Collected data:
-- start --
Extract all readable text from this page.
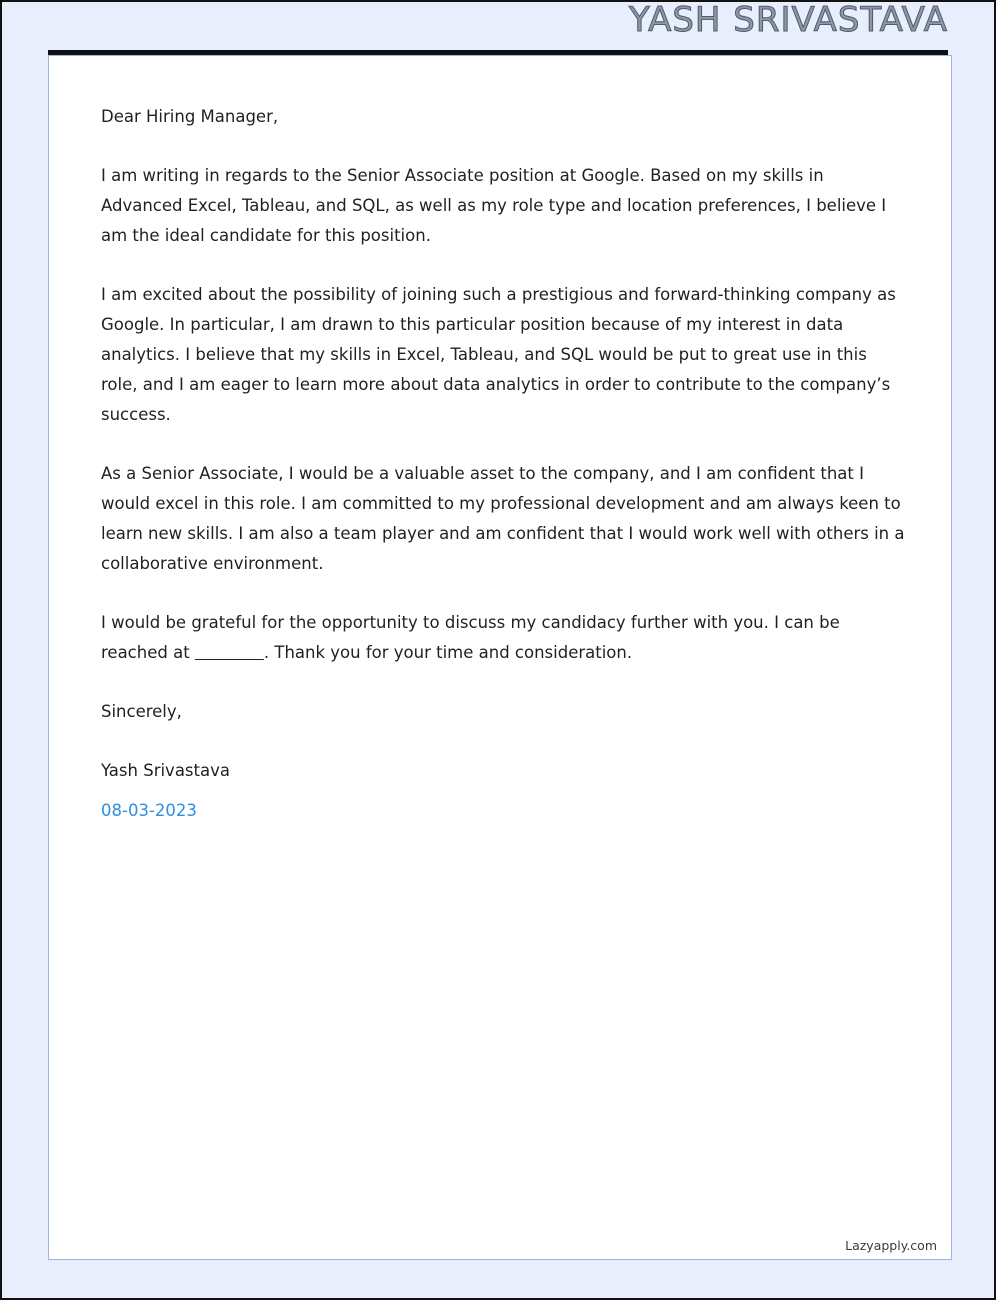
YASH SRIVASTAVA

Dear Hiring Manager,

I am writing in regards to the Senior Associate position at Google. Based on my skills in Advanced Excel, Tableau, and SQL, as well as my role type and location preferences, I believe I am the ideal candidate for this position.

I am excited about the possibility of joining such a prestigious and forward-thinking company as Google. In particular, I am drawn to this particular position because of my interest in data analytics. I believe that my skills in Excel, Tableau, and SQL would be put to great use in this role, and I am eager to learn more about data analytics in order to contribute to the company’s success.

As a Senior Associate, I would be a valuable asset to the company, and I am confident that I would excel in this role. I am committed to my professional development and am always keen to learn new skills. I am also a team player and am confident that I would work well with others in a collaborative environment.

I would be grateful for the opportunity to discuss my candidacy further with you. I can be reached at	. Thank you for your time and consideration.

Sincerely,

Yash Srivastava

08-03-2023

Lazyapply.com
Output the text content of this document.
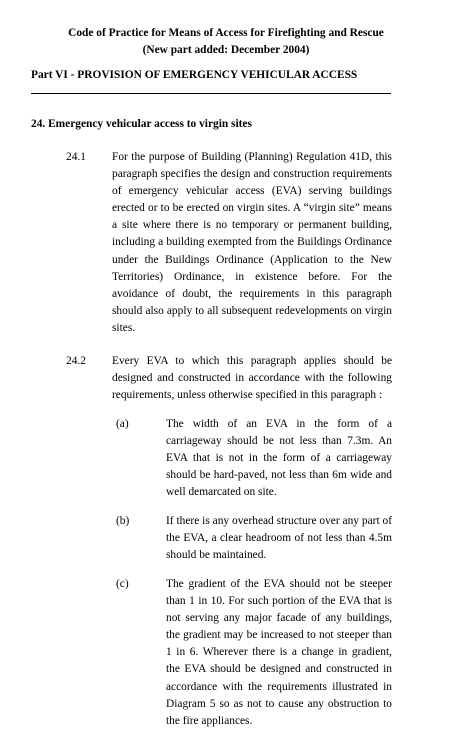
Code of Practice for Means of Access for Firefighting and Rescue
(New part added: December 2004)
Part VI - PROVISION OF EMERGENCY VEHICULAR ACCESS
24. Emergency vehicular access to virgin sites
24.1 For the purpose of Building (Planning) Regulation 41D, this paragraph specifies the design and construction requirements of emergency vehicular access (EVA) serving buildings erected or to be erected on virgin sites. A “virgin site” means a site where there is no temporary or permanent building, including a building exempted from the Buildings Ordinance under the Buildings Ordinance (Application to the New Territories) Ordinance, in existence before. For the avoidance of doubt, the requirements in this paragraph should also apply to all subsequent redevelopments on virgin sites.
24.2 Every EVA to which this paragraph applies should be designed and constructed in accordance with the following requirements, unless otherwise specified in this paragraph :
(a)	The width of an EVA in the form of a carriageway should be not less than 7.3m. An EVA that is not in the form of a carriageway should be hard-paved, not less than 6m wide and well demarcated on site.
(b)	If there is any overhead structure over any part of the EVA, a clear headroom of not less than 4.5m should be maintained.
(c)	The gradient of the EVA should not be steeper than 1 in 10. For such portion of the EVA that is not serving any major facade of any buildings, the gradient may be increased to not steeper than 1 in 6. Wherever there is a change in gradient, the EVA should be designed and constructed in accordance with the requirements illustrated in Diagram 5 so as not to cause any obstruction to the fire appliances.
-- end --
Task to carry out:
Please transcribe the material above exactly as written. Leave the pictures out.

Output of the task:
Extract all readable text from this page.
YASH SRIVASTAVA

Dear Hiring Manager,

I am writing in regards to the Senior Associate position at Google. Based on my skills in Advanced Excel, Tableau, and SQL, as well as my role type and location preferences, I believe I am the ideal candidate for this position.

I am excited about the possibility of joining such a prestigious and forward-thinking company as Google. In particular, I am drawn to this particular position because of my interest in data analytics. I believe that my skills in Excel, Tableau, and SQL would be put to great use in this role, and I am eager to learn more about data analytics in order to contribute to the company’s success.

As a Senior Associate, I would be a valuable asset to the company, and I am confident that I would excel in this role. I am committed to my professional development and am always keen to learn new skills. I am also a team player and am confident that I would work well with others in a collaborative environment.

I would be grateful for the opportunity to discuss my candidacy further with you. I can be reached at	. Thank you for your time and consideration.

Sincerely,

Yash Srivastava

08-03-2023

Lazyapply.com
Output the text content of this document.
Code of Practice for Means of Access for Firefighting and Rescue
(New part added: December 2004)
Part VI - PROVISION OF EMERGENCY VEHICULAR ACCESS
24. Emergency vehicular access to virgin sites
24.1 For the purpose of Building (Planning) Regulation 41D, this paragraph specifies the design and construction requirements of emergency vehicular access (EVA) serving buildings erected or to be erected on virgin sites. A “virgin site” means a site where there is no temporary or permanent building, including a building exempted from the Buildings Ordinance under the Buildings Ordinance (Application to the New Territories) Ordinance, in existence before. For the avoidance of doubt, the requirements in this paragraph should also apply to all subsequent redevelopments on virgin sites.
24.2 Every EVA to which this paragraph applies should be designed and constructed in accordance with the following requirements, unless otherwise specified in this paragraph :
(a)	The width of an EVA in the form of a carriageway should be not less than 7.3m. An EVA that is not in the form of a carriageway should be hard-paved, not less than 6m wide and well demarcated on site.
(b)	If there is any overhead structure over any part of the EVA, a clear headroom of not less than 4.5m should be maintained.
(c)	The gradient of the EVA should not be steeper than 1 in 10. For such portion of the EVA that is not serving any major facade of any buildings, the gradient may be increased to not steeper than 1 in 6. Wherever there is a change in gradient, the EVA should be designed and constructed in accordance with the requirements illustrated in Diagram 5 so as not to cause any obstruction to the fire appliances.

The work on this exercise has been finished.